Exercise requirements
Report, word for word, every line of the material that contains "Кировского".

Listed entries

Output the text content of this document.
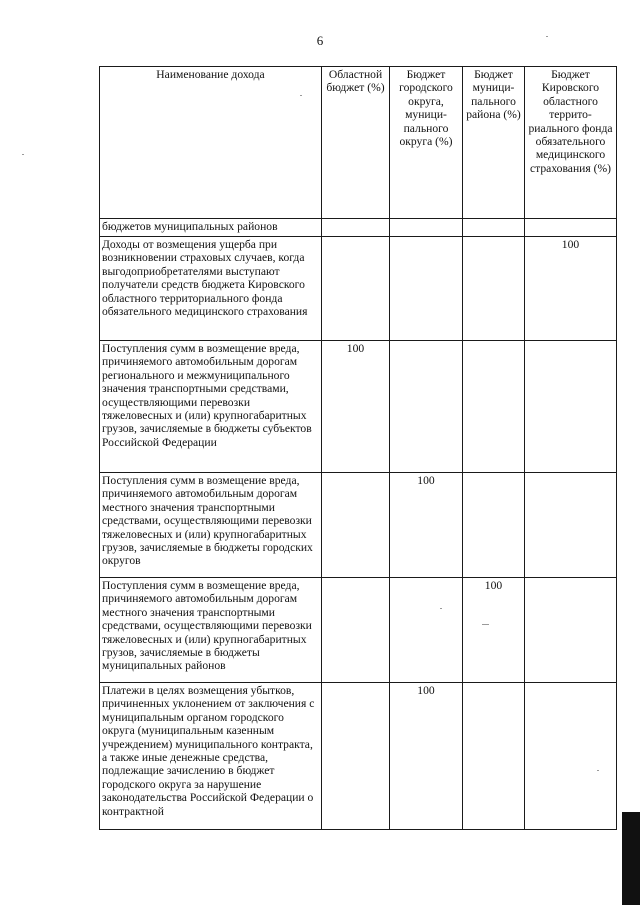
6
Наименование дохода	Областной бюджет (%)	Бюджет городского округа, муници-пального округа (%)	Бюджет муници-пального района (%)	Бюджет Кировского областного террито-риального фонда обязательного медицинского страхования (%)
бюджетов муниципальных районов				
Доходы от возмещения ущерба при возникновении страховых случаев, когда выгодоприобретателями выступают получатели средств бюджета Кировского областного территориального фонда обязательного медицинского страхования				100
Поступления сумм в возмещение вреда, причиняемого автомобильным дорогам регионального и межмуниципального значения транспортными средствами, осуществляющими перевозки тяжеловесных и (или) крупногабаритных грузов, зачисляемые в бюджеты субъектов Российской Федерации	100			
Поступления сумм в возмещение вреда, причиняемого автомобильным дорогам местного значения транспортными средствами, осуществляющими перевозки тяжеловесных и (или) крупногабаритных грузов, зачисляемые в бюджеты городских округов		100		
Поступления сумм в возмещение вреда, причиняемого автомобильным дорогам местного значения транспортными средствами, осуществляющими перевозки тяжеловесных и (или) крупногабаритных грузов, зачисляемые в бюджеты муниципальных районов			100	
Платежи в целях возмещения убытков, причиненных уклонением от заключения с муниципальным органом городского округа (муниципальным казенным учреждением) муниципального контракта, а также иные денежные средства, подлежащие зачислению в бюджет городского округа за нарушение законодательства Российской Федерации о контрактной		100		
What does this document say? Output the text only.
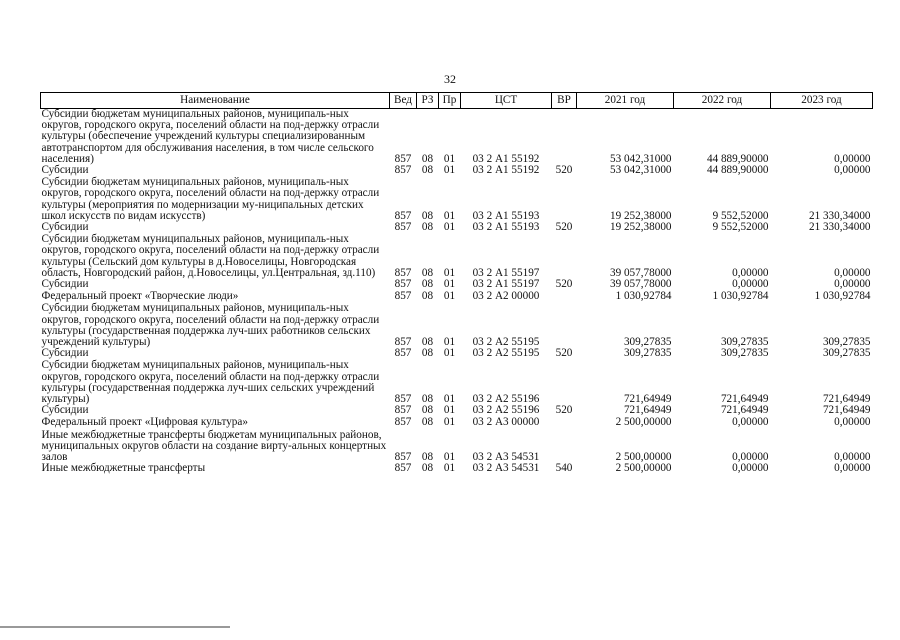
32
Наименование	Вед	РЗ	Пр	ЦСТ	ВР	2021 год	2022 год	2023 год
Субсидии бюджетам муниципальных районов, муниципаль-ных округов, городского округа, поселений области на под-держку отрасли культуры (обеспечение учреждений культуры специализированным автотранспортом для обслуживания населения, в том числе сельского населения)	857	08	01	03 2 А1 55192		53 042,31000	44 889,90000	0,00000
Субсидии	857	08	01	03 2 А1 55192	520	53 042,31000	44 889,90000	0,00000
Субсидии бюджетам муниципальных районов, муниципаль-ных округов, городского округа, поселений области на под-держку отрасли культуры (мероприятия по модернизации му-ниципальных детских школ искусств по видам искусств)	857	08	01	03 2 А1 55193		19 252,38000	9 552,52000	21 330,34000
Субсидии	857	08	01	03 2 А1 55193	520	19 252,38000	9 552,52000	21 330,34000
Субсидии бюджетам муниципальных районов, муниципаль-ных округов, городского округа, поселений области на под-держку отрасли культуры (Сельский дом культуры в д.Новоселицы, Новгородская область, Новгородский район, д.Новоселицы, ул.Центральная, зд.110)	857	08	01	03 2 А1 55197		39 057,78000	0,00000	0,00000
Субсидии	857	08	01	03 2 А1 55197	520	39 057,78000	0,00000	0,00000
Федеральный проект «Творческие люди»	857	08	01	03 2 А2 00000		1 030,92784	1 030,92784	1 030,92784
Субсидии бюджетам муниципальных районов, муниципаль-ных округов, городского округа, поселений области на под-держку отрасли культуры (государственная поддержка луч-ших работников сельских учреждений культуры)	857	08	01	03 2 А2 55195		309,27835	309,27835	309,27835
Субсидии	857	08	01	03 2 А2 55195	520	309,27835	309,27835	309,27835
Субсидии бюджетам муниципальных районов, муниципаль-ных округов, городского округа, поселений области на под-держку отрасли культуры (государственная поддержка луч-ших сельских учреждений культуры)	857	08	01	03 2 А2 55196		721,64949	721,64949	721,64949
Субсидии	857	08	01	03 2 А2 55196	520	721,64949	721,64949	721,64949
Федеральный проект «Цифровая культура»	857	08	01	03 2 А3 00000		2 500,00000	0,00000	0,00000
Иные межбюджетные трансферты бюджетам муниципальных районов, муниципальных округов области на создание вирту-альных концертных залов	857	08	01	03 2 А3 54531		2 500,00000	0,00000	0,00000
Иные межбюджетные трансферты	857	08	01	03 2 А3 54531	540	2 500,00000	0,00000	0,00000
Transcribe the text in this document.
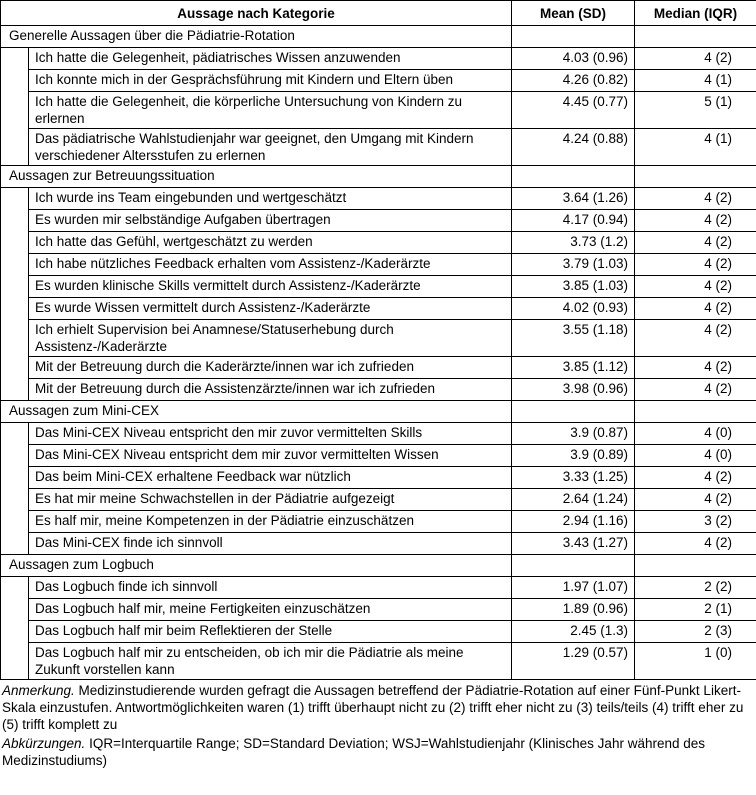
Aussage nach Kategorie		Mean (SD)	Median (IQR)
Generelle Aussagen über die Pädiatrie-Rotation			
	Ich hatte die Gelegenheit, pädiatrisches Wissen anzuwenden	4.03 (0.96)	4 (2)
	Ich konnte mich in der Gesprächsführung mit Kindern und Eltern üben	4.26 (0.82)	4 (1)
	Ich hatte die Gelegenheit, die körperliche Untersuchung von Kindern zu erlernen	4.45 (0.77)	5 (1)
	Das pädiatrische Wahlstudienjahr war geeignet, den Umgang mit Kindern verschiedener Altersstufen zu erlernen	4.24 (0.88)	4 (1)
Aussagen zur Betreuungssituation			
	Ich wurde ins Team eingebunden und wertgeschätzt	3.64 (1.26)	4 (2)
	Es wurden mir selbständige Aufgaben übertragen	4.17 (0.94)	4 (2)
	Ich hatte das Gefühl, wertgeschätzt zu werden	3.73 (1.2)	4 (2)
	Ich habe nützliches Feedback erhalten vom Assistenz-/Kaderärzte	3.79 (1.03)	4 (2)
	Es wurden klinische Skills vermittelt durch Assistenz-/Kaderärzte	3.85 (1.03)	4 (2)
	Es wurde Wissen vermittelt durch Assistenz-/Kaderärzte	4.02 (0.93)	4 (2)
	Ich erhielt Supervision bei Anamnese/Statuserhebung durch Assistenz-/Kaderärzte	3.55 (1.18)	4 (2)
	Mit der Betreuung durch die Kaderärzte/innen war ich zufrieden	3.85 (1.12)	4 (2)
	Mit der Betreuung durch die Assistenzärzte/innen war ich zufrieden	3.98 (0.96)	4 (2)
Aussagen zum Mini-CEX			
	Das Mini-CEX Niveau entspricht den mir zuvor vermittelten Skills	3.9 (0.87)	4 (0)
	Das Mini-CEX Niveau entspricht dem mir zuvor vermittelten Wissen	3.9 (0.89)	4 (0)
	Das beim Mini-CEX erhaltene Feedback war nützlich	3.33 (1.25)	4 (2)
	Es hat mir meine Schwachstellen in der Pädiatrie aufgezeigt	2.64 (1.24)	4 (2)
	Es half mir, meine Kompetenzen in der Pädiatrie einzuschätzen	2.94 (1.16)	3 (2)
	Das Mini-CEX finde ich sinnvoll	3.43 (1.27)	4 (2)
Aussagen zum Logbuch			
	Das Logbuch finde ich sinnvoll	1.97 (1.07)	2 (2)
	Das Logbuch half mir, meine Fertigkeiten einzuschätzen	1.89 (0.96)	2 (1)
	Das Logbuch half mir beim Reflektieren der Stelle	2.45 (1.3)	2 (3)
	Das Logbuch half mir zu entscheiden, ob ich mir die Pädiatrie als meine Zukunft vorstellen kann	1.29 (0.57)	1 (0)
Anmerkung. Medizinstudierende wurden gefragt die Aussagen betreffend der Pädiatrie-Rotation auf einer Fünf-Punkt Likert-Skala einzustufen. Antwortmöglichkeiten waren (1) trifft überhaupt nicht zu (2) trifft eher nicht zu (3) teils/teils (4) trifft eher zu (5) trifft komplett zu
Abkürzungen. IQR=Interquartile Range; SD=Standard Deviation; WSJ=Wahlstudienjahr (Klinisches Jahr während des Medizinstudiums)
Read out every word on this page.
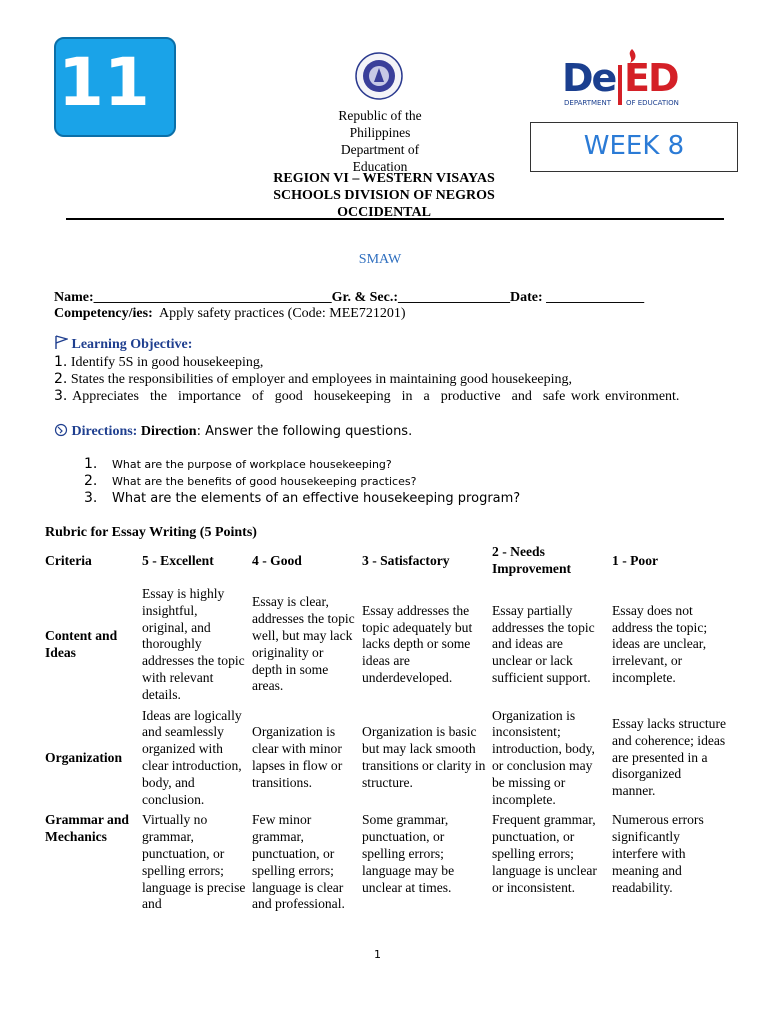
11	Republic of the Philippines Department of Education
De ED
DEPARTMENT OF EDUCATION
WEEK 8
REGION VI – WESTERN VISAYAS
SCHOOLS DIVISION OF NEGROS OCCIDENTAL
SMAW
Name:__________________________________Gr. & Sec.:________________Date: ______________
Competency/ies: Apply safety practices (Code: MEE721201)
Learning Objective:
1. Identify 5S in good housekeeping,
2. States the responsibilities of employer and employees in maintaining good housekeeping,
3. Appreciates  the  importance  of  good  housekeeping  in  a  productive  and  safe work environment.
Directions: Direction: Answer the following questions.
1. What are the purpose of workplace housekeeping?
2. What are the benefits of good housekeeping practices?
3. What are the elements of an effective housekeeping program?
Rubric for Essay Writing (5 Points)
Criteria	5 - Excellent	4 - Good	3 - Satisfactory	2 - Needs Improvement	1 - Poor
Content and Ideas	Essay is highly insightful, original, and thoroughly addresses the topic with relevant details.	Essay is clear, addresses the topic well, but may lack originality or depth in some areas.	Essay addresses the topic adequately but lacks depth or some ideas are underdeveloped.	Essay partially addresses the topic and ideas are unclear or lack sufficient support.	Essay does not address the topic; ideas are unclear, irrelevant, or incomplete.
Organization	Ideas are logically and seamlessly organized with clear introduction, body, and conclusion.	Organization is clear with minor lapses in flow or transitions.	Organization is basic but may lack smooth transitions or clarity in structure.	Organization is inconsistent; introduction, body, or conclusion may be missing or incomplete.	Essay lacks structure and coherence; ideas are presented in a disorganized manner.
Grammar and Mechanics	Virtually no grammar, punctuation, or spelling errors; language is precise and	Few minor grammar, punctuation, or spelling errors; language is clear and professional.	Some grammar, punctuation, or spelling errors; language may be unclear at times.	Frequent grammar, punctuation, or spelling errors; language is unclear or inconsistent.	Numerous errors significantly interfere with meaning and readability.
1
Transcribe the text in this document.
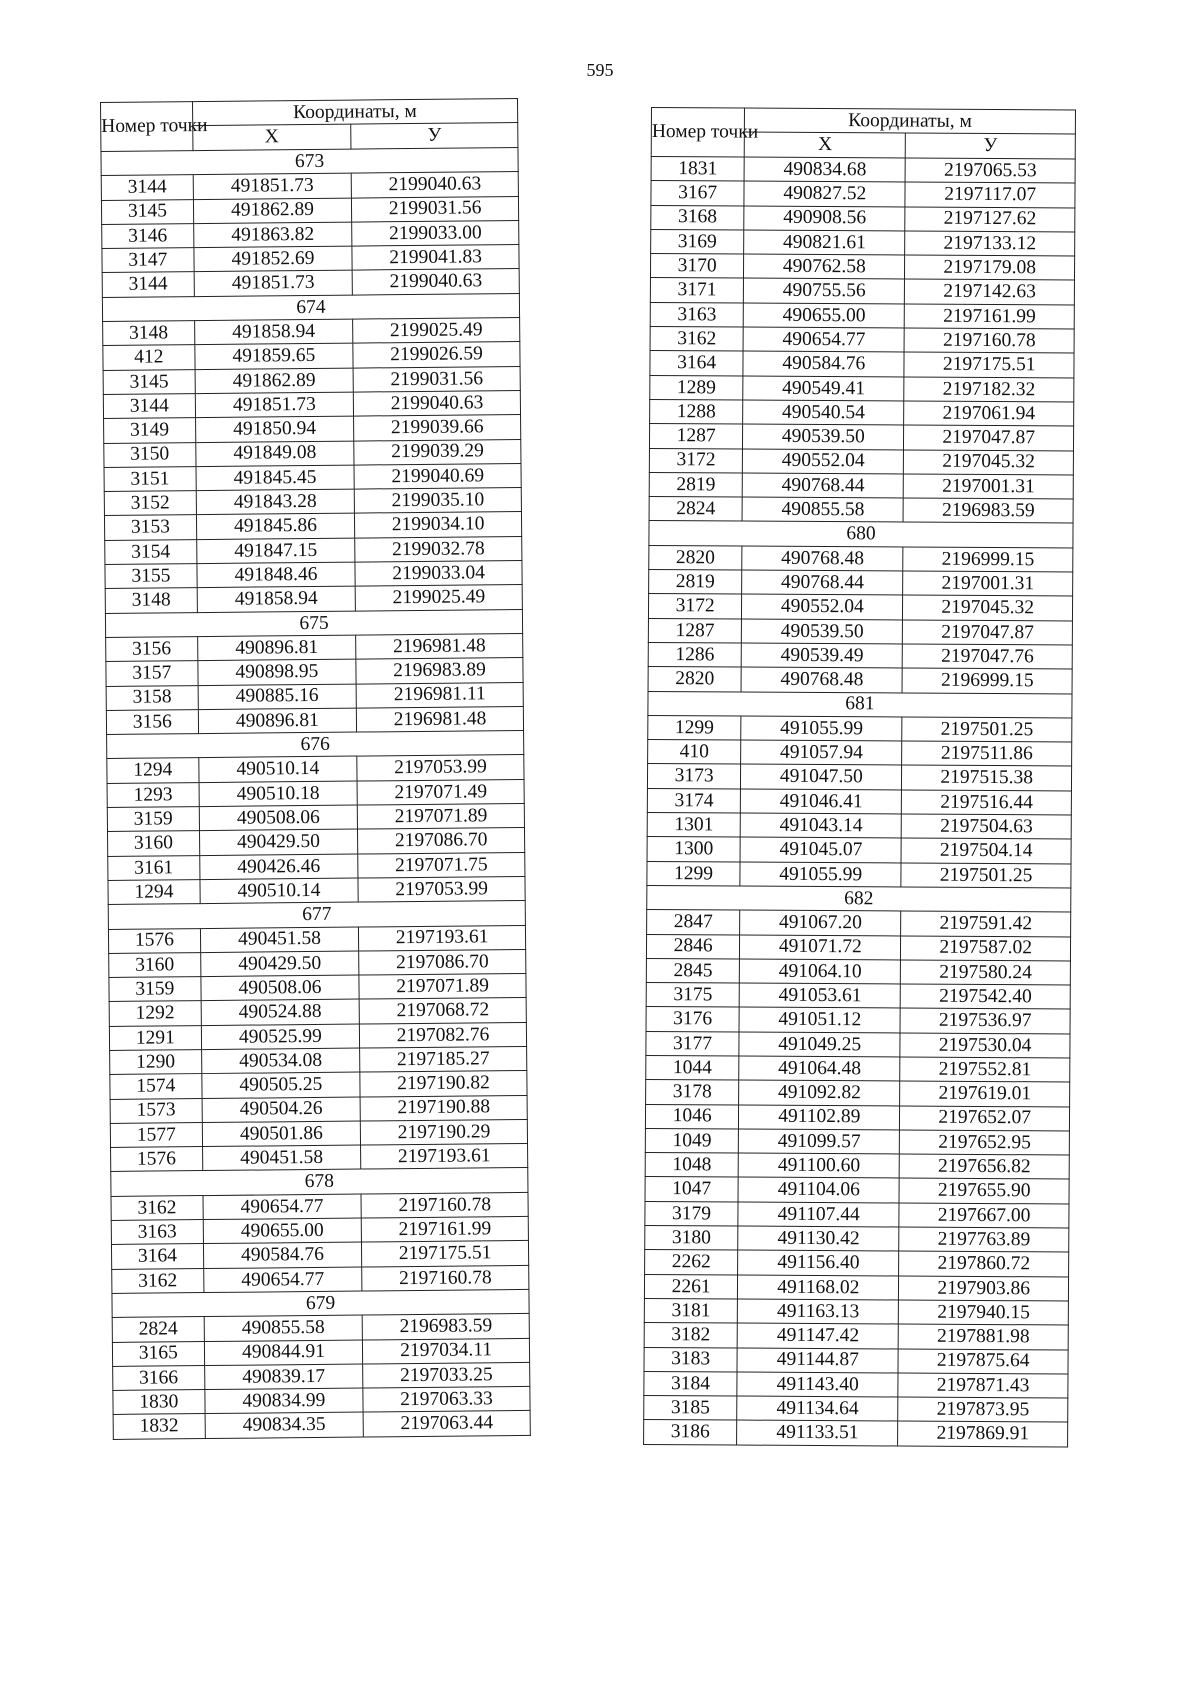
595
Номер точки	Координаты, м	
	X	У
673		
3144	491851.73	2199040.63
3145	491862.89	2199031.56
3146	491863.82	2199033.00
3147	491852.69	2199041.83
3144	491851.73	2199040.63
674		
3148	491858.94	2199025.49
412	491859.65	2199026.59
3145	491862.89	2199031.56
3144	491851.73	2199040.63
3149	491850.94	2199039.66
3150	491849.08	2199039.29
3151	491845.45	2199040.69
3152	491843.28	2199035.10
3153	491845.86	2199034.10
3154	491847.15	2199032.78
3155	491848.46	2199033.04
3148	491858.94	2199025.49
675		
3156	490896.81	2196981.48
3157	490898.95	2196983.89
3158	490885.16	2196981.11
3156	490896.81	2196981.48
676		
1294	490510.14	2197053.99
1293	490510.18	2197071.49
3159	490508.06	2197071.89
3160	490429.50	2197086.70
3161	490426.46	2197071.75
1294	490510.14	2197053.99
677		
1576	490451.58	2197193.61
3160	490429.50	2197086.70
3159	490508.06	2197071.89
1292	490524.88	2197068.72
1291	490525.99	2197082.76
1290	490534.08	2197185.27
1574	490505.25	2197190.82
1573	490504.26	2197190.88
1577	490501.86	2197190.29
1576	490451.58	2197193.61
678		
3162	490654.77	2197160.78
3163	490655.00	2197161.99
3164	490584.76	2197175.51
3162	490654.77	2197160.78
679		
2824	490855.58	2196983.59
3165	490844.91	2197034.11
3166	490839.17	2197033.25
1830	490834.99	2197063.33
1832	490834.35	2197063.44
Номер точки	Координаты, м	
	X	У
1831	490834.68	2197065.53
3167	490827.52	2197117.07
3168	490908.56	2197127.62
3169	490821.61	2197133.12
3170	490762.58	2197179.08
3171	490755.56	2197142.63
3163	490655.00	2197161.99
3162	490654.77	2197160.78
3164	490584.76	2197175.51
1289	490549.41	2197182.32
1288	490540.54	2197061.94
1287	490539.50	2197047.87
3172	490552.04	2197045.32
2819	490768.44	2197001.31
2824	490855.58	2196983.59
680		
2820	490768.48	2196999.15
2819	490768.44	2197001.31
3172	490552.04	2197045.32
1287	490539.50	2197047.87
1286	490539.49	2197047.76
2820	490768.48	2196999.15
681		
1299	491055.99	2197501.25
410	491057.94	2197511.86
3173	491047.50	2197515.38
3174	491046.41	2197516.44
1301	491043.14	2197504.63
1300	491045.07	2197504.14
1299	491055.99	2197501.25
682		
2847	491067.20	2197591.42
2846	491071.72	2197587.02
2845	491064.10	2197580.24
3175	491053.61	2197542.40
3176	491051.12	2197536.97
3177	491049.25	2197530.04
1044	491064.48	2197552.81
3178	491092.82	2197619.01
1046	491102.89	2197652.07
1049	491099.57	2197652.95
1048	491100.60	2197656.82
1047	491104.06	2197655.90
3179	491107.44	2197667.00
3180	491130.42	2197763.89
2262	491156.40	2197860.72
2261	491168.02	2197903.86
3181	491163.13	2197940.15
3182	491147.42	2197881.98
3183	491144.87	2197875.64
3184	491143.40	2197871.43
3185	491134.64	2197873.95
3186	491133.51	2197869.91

Exercise response
Наименование дохода	Областной бюджет (%)	Бюджет городского округа, муници-пального округа (%)	Бюджет муници-пального района (%)	Бюджет Кировского областного террито-риального фонда обязательного медицинского страхования (%)
Доходы от возмещения ущерба при возникновении страховых случаев, когда выгодоприобретателями выступают получатели средств бюджета Кировского областного территориального фонда обязательного медицинского страхования				100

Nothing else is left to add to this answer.